#### RECORDS FOR PROCESSING
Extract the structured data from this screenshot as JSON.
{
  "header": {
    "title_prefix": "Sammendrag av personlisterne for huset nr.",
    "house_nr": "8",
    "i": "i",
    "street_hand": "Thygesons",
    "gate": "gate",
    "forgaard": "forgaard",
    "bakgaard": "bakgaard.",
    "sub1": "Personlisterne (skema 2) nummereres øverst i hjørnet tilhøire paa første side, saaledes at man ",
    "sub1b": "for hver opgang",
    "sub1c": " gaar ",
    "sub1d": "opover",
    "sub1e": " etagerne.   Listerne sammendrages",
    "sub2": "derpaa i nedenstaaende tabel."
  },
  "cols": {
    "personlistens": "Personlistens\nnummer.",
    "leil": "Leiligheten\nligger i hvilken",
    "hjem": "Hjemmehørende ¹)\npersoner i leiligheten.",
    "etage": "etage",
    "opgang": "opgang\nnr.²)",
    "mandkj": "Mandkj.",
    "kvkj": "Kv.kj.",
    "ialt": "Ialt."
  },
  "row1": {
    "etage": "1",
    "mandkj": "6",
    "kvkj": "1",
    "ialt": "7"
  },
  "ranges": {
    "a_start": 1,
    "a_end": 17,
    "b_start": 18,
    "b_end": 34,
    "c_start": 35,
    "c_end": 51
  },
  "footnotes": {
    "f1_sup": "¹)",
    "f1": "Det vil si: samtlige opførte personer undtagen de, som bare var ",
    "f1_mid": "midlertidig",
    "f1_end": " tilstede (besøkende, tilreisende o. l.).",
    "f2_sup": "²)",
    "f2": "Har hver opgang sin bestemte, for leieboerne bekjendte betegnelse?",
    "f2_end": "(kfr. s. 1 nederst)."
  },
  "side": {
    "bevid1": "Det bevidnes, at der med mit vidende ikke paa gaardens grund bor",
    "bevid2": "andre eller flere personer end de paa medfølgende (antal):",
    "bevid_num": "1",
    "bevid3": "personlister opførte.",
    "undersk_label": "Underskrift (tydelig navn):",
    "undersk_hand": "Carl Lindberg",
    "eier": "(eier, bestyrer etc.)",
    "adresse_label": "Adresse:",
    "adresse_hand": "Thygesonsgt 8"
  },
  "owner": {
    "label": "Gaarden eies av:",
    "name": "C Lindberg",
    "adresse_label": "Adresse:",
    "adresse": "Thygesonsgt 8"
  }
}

#### WHAT IS BEING ASKED
Return all of the entries exactly as they were supplied.

#### ANSWER IN FULL
Extract the structured data from this screenshot as JSON.
{
  "header": {
    "title_prefix": "Sammendrag av personlisterne for huset nr.",
    "house_nr": "8",
    "i": "i",
    "street_hand": "Thygesons",
    "gate": "gate",
    "forgaard": "forgaard",
    "bakgaard": "bakgaard.",
    "sub1": "Personlisterne (skema 2) nummereres øverst i hjørnet tilhøire paa første side, saaledes at man ",
    "sub1b": "for hver opgang",
    "sub1c": " gaar ",
    "sub1d": "opover",
    "sub1e": " etagerne.   Listerne sammendrages",
    "sub2": "derpaa i nedenstaaende tabel."
  },
  "cols": {
    "personlistens": "Personlistens\nnummer.",
    "leil": "Leiligheten\nligger i hvilken",
    "hjem": "Hjemmehørende ¹)\npersoner i leiligheten.",
    "etage": "etage",
    "opgang": "opgang\nnr.²)",
    "mandkj": "Mandkj.",
    "kvkj": "Kv.kj.",
    "ialt": "Ialt."
  },
  "row1": {
    "etage": "1",
    "mandkj": "6",
    "kvkj": "1",
    "ialt": "7"
  },
  "ranges": {
    "a_start": 1,
    "a_end": 17,
    "b_start": 18,
    "b_end": 34,
    "c_start": 35,
    "c_end": 51
  },
  "footnotes": {
    "f1_sup": "¹)",
    "f1": "Det vil si: samtlige opførte personer undtagen de, som bare var ",
    "f1_mid": "midlertidig",
    "f1_end": " tilstede (besøkende, tilreisende o. l.).",
    "f2_sup": "²)",
    "f2": "Har hver opgang sin bestemte, for leieboerne bekjendte betegnelse?",
    "f2_end": "(kfr. s. 1 nederst)."
  },
  "side": {
    "bevid1": "Det bevidnes, at der med mit vidende ikke paa gaardens grund bor",
    "bevid2": "andre eller flere personer end de paa medfølgende (antal):",
    "bevid_num": "1",
    "bevid3": "personlister opførte.",
    "undersk_label": "Underskrift (tydelig navn):",
    "undersk_hand": "Carl Lindberg",
    "eier": "(eier, bestyrer etc.)",
    "adresse_label": "Adresse:",
    "adresse_hand": "Thygesonsgt 8"
  },
  "owner": {
    "label": "Gaarden eies av:",
    "name": "C Lindberg",
    "adresse_label": "Adresse:",
    "adresse": "Thygesonsgt 8"
  }
}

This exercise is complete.